*EXCERPTED DATA*
• • • • • • •
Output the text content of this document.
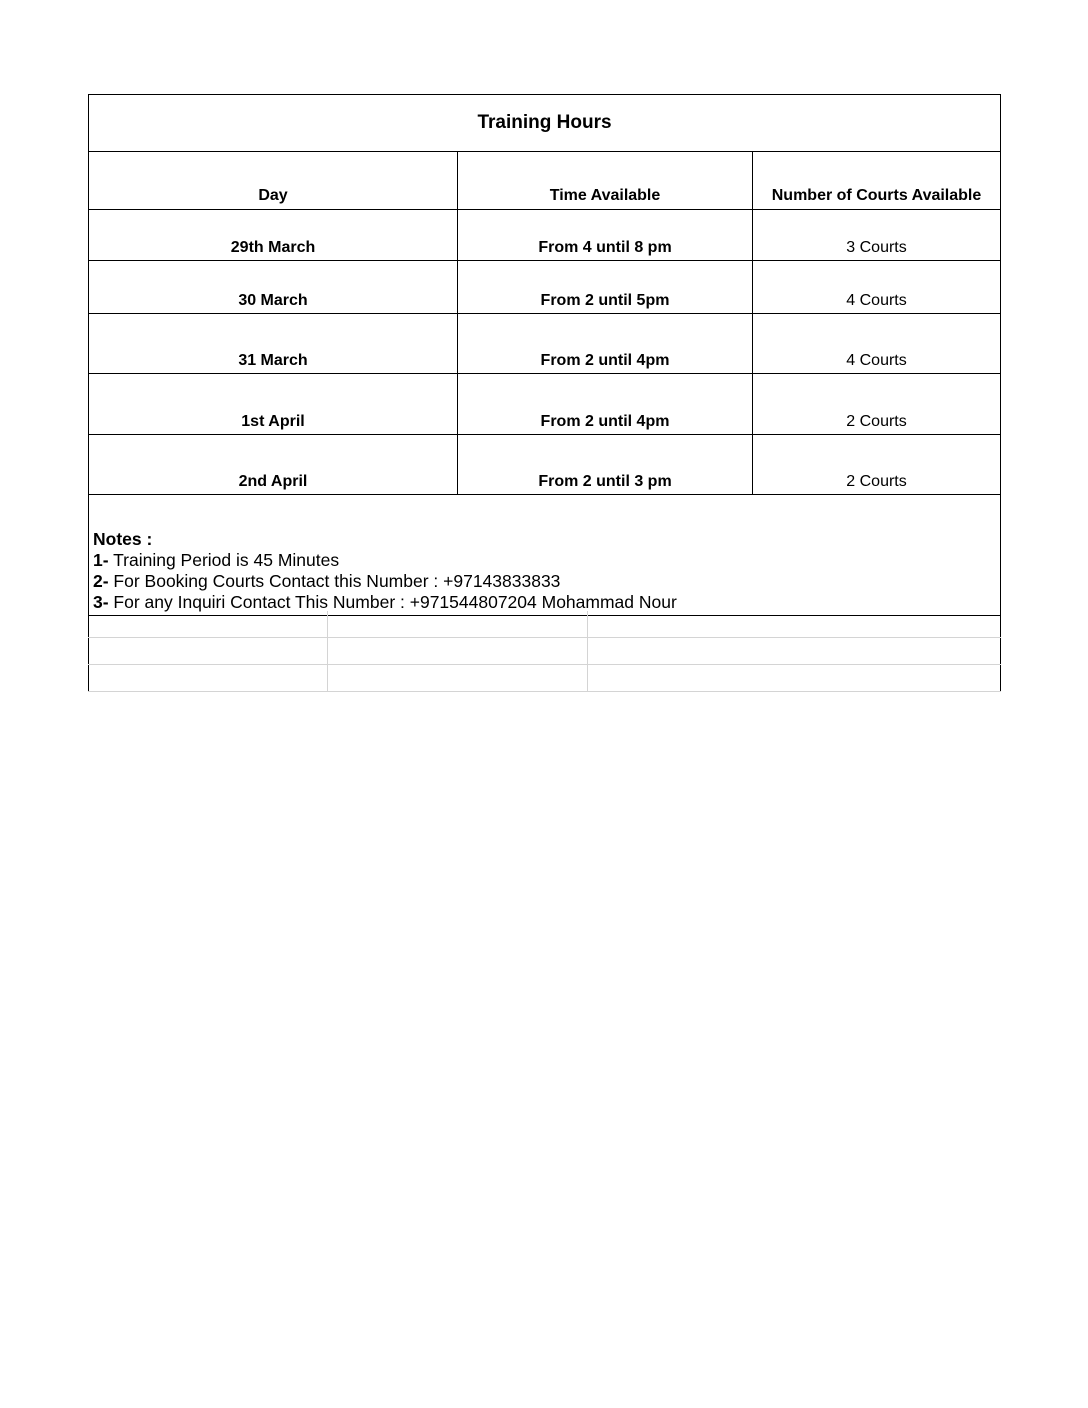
Training Hours		
Day	Time Available	Number of Courts Available
29th March	From 4 until 8 pm	3 Courts
30 March	From 2 until 5pm	4 Courts
31 March	From 2 until 4pm	4 Courts
1st April	From 2 until 4pm	2 Courts
2nd April	From 2 until 3 pm	2 Courts

Notes :
1- Training Period is 45 Minutes
2- For Booking Courts Contact this Number : +97143833833
3- For any Inquiri Contact This Number : +971544807204 Mohammad Nour		
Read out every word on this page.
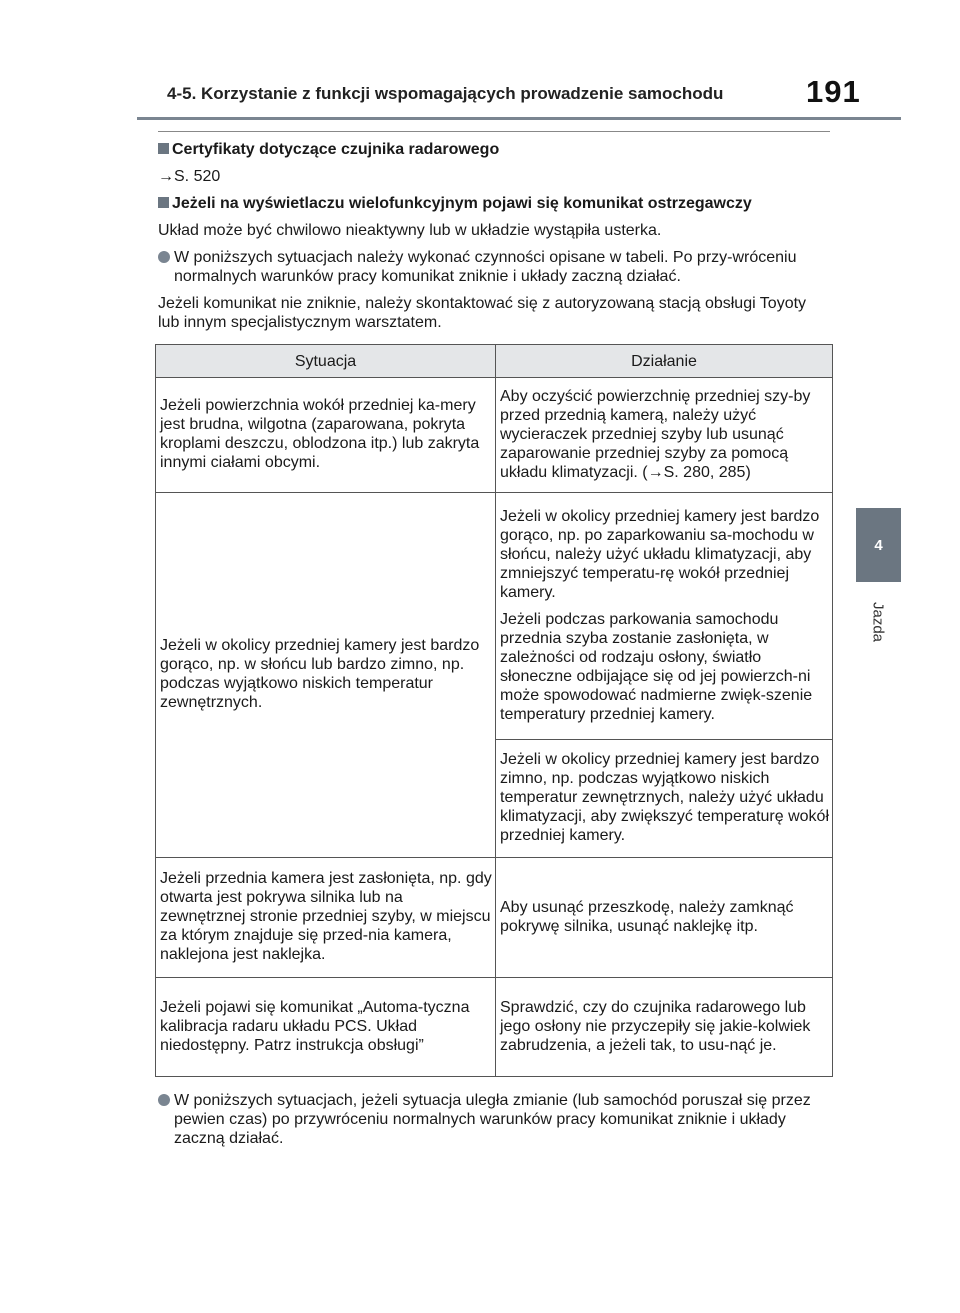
4-5. Korzystanie z funkcji wspomagających prowadzenie samochodu	191
4
Jazda
Certyfikaty dotyczące czujnika radarowego
→S. 520
Jeżeli na wyświetlaczu wielofunkcyjnym pojawi się komunikat ostrzegawczy

Układ może być chwilowo nieaktywny lub w układzie wystąpiła usterka.

W poniższych sytuacjach należy wykonać czynności opisane w tabeli. Po przy-wróceniu normalnych warunków pracy komunikat zniknie i układy zaczną działać.

Jeżeli komunikat nie zniknie, należy skontaktować się z autoryzowaną stacją obsługi Toyoty lub innym specjalistycznym warsztatem.

Sytuacja	Działanie
Jeżeli powierzchnia wokół przedniej ka-mery jest brudna, wilgotna (zaparowana, pokryta kroplami deszczu, oblodzona itp.) lub zakryta innymi ciałami obcymi.	Aby oczyścić powierzchnię przedniej szy-by przed przednią kamerą, należy użyć wycieraczek przedniej szyby lub usunąć zaparowanie przedniej szyby za pomocą układu klimatyzacji. (→S. 280, 285)
Jeżeli w okolicy przedniej kamery jest bardzo gorąco, np. w słońcu lub bardzo zimno, np. podczas wyjątkowo niskich temperatur zewnętrznych.	Jeżeli w okolicy przedniej kamery jest bardzo gorąco, np. po zaparkowaniu sa-mochodu w słońcu, należy użyć układu klimatyzacji, aby zmniejszyć temperatu-rę wokół przedniej kamery.

Jeżeli podczas parkowania samochodu przednia szyba zostanie zasłonięta, w zależności od rodzaju osłony, światło słoneczne odbijające się od jej powierzch-ni może spowodować nadmierne zwięk-szenie temperatury przedniej kamery.

	Jeżeli w okolicy przedniej kamery jest bardzo zimno, np. podczas wyjątkowo niskich temperatur zewnętrznych, należy użyć układu klimatyzacji, aby zwiększyć temperaturę wokół przedniej kamery.
Jeżeli przednia kamera jest zasłonięta, np. gdy otwarta jest pokrywa silnika lub na zewnętrznej stronie przedniej szyby, w miejscu za którym znajduje się przed-nia kamera, naklejona jest naklejka.	Aby usunąć przeszkodę, należy zamknąć pokrywę silnika, usunąć naklejkę itp.
Jeżeli pojawi się komunikat „Automa-tyczna kalibracja radaru układu PCS. Układ niedostępny. Patrz instrukcja obsługi”	Sprawdzić, czy do czujnika radarowego lub jego osłony nie przyczepiły się jakie-kolwiek zabrudzenia, a jeżeli tak, to usu-nąć je.
W poniższych sytuacjach, jeżeli sytuacja uległa zmianie (lub samochód poruszał się przez pewien czas) po przywróceniu normalnych warunków pracy komunikat zniknie i układy zaczną działać.
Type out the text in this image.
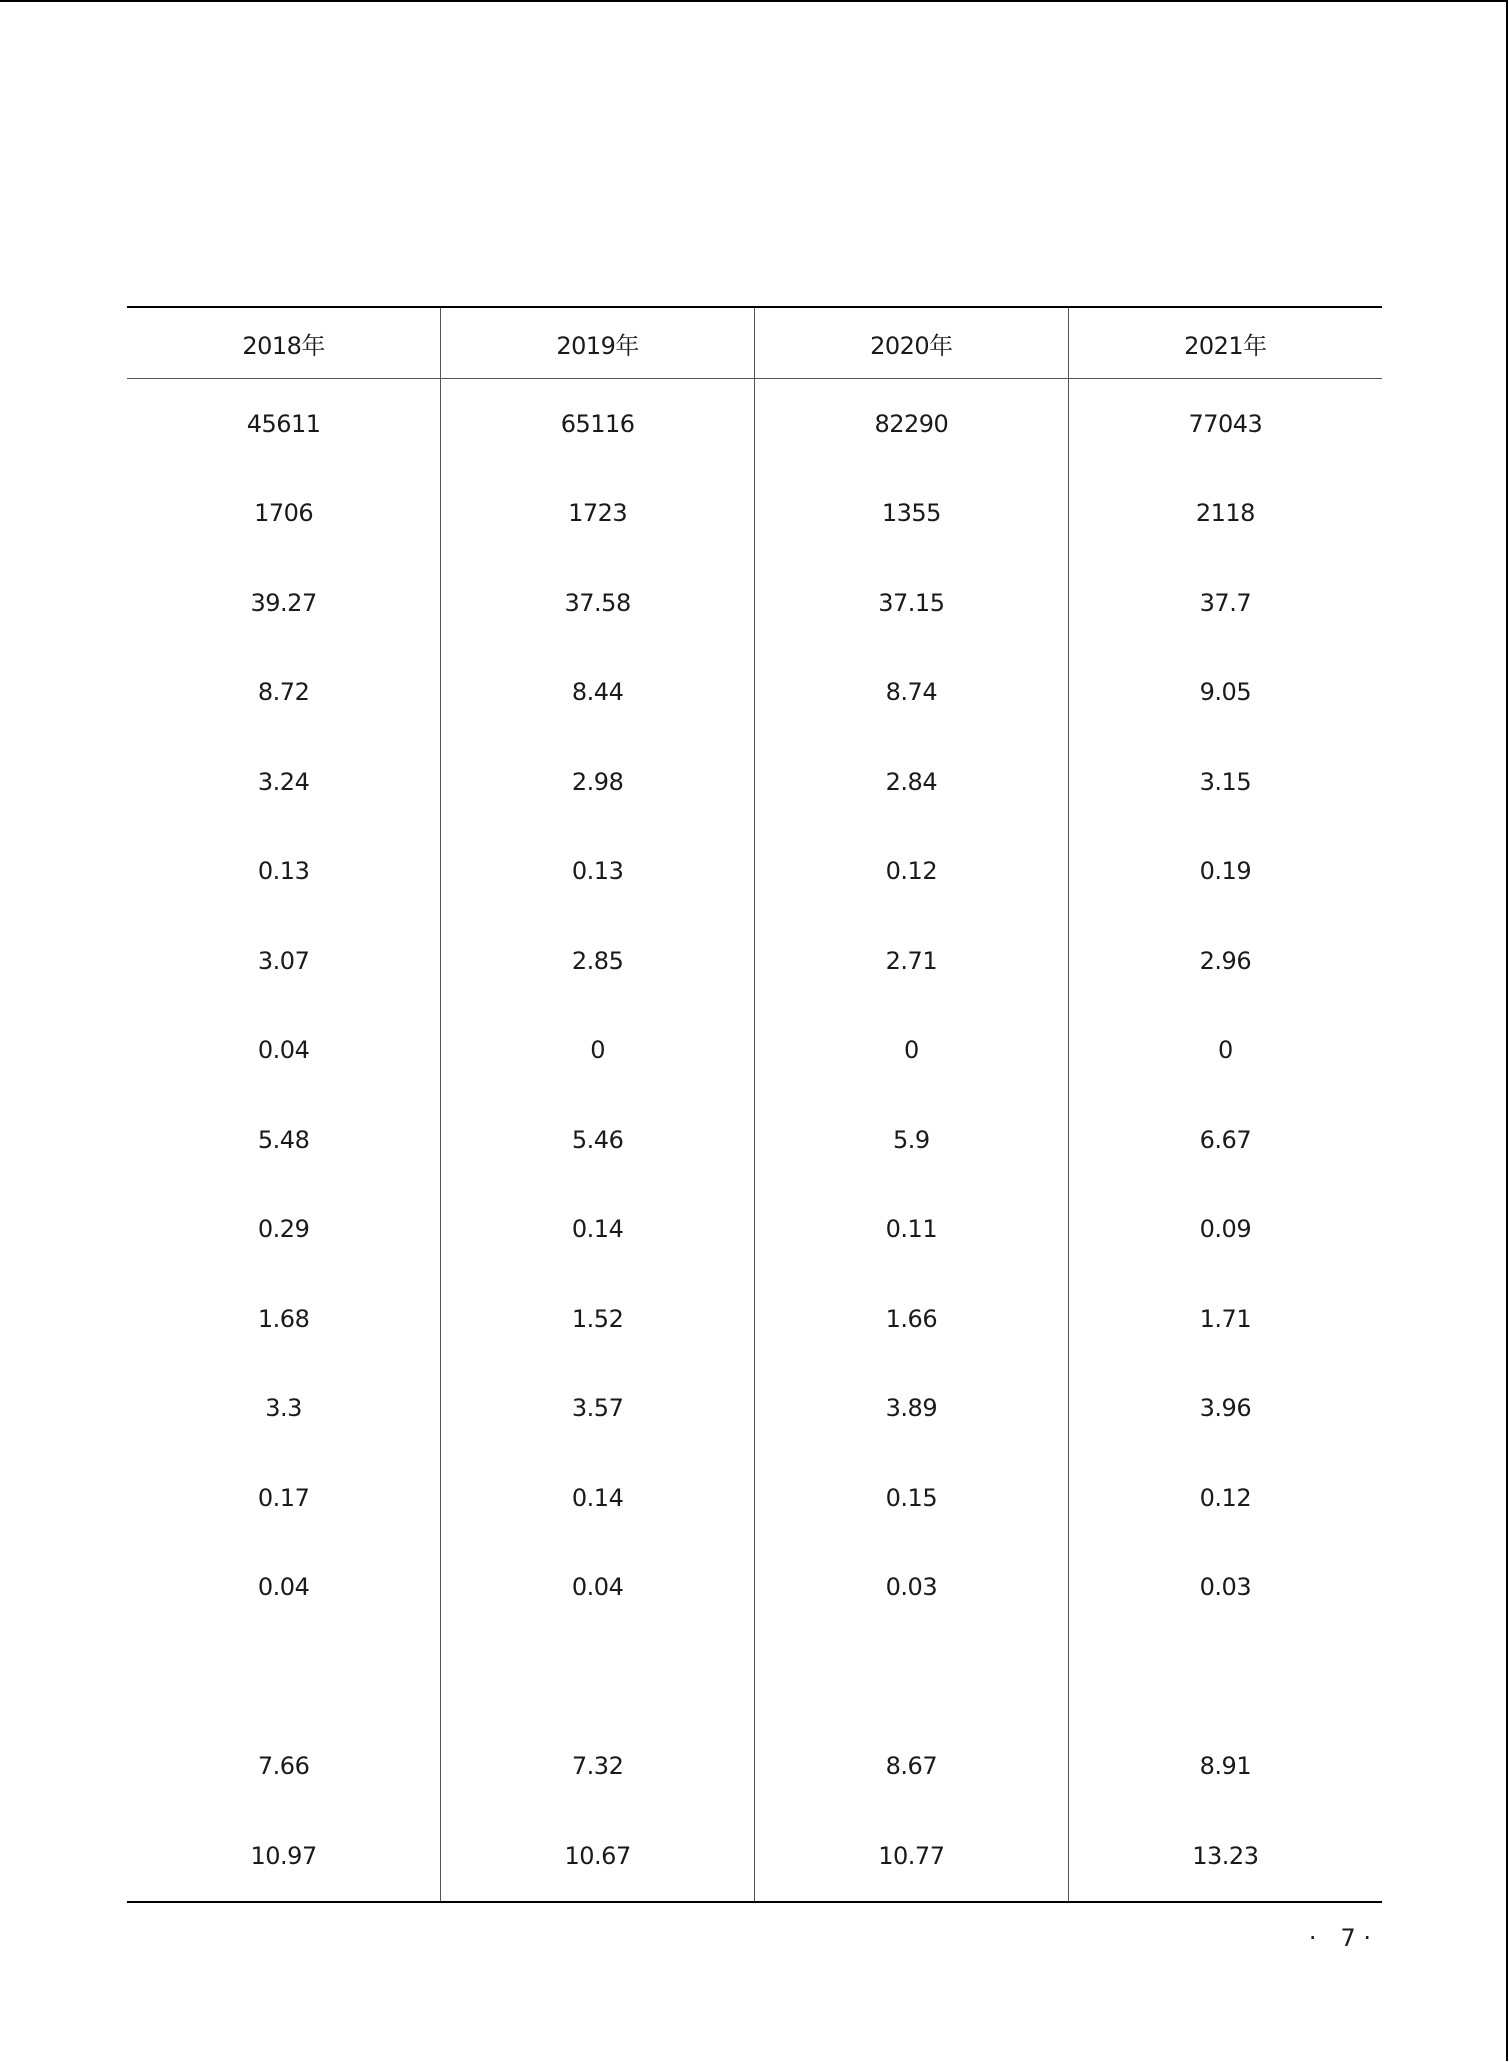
2018年	2019年	2020年	2021年
45611	65116	82290	77043
1706	1723	1355	2118
39.27	37.58	37.15	37.7
8.72	8.44	8.74	9.05
3.24	2.98	2.84	3.15
0.13	0.13	0.12	0.19
3.07	2.85	2.71	2.96
0.04	0	0	0
5.48	5.46	5.9	6.67
0.29	0.14	0.11	0.09
1.68	1.52	1.66	1.71
3.3	3.57	3.89	3.96
0.17	0.14	0.15	0.12
0.04	0.04	0.03	0.03

7.66	7.32	8.67	8.91
10.97	10.67	10.77	13.23
·　7 ·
• • • • • • •
*OBJECTIVE*
Quote every line word for word and keep the images out of the copy.

*WRITTEN SOLUTION*
Output the text content of this document.
Training Hours		
Day	Time Available	Number of Courts Available
29th March	From 4 until 8 pm	3 Courts
30 March	From 2 until 5pm	4 Courts
31 March	From 2 until 4pm	4 Courts
1st April	From 2 until 4pm	2 Courts
2nd April	From 2 until 3 pm	2 Courts

Notes :
1- Training Period is 45 Minutes
2- For Booking Courts Contact this Number : +97143833833
3- For any Inquiri Contact This Number : +971544807204 Mohammad Nour		
Read out every word on this page.
4-5. Korzystanie z funkcji wspomagających prowadzenie samochodu	191
4
Jazda
Certyfikaty dotyczące czujnika radarowego
→S. 520
Jeżeli na wyświetlaczu wielofunkcyjnym pojawi się komunikat ostrzegawczy

Układ może być chwilowo nieaktywny lub w układzie wystąpiła usterka.

W poniższych sytuacjach należy wykonać czynności opisane w tabeli. Po przy-wróceniu normalnych warunków pracy komunikat zniknie i układy zaczną działać.

Jeżeli komunikat nie zniknie, należy skontaktować się z autoryzowaną stacją obsługi Toyoty lub innym specjalistycznym warsztatem.

Sytuacja	Działanie
Jeżeli powierzchnia wokół przedniej ka-mery jest brudna, wilgotna (zaparowana, pokryta kroplami deszczu, oblodzona itp.) lub zakryta innymi ciałami obcymi.	Aby oczyścić powierzchnię przedniej szy-by przed przednią kamerą, należy użyć wycieraczek przedniej szyby lub usunąć zaparowanie przedniej szyby za pomocą układu klimatyzacji. (→S. 280, 285)
Jeżeli w okolicy przedniej kamery jest bardzo gorąco, np. w słońcu lub bardzo zimno, np. podczas wyjątkowo niskich temperatur zewnętrznych.	Jeżeli w okolicy przedniej kamery jest bardzo gorąco, np. po zaparkowaniu sa-mochodu w słońcu, należy użyć układu klimatyzacji, aby zmniejszyć temperatu-rę wokół przedniej kamery.

Jeżeli podczas parkowania samochodu przednia szyba zostanie zasłonięta, w zależności od rodzaju osłony, światło słoneczne odbijające się od jej powierzch-ni może spowodować nadmierne zwięk-szenie temperatury przedniej kamery.

	Jeżeli w okolicy przedniej kamery jest bardzo zimno, np. podczas wyjątkowo niskich temperatur zewnętrznych, należy użyć układu klimatyzacji, aby zwiększyć temperaturę wokół przedniej kamery.
Jeżeli przednia kamera jest zasłonięta, np. gdy otwarta jest pokrywa silnika lub na zewnętrznej stronie przedniej szyby, w miejscu za którym znajduje się przed-nia kamera, naklejona jest naklejka.	Aby usunąć przeszkodę, należy zamknąć pokrywę silnika, usunąć naklejkę itp.
Jeżeli pojawi się komunikat „Automa-tyczna kalibracja radaru układu PCS. Układ niedostępny. Patrz instrukcja obsługi”	Sprawdzić, czy do czujnika radarowego lub jego osłony nie przyczepiły się jakie-kolwiek zabrudzenia, a jeżeli tak, to usu-nąć je.
W poniższych sytuacjach, jeżeli sytuacja uległa zmianie (lub samochód poruszał się przez pewien czas) po przywróceniu normalnych warunków pracy komunikat zniknie i układy zaczną działać.
Type out the text in this image.
2018年	2019年	2020年	2021年
45611	65116	82290	77043
1706	1723	1355	2118
39.27	37.58	37.15	37.7
8.72	8.44	8.74	9.05
3.24	2.98	2.84	3.15
0.13	0.13	0.12	0.19
3.07	2.85	2.71	2.96
0.04	0	0	0
5.48	5.46	5.9	6.67
0.29	0.14	0.11	0.09
1.68	1.52	1.66	1.71
3.3	3.57	3.89	3.96
0.17	0.14	0.15	0.12
0.04	0.04	0.03	0.03

7.66	7.32	8.67	8.91
10.97	10.67	10.77	13.23
·　7 ·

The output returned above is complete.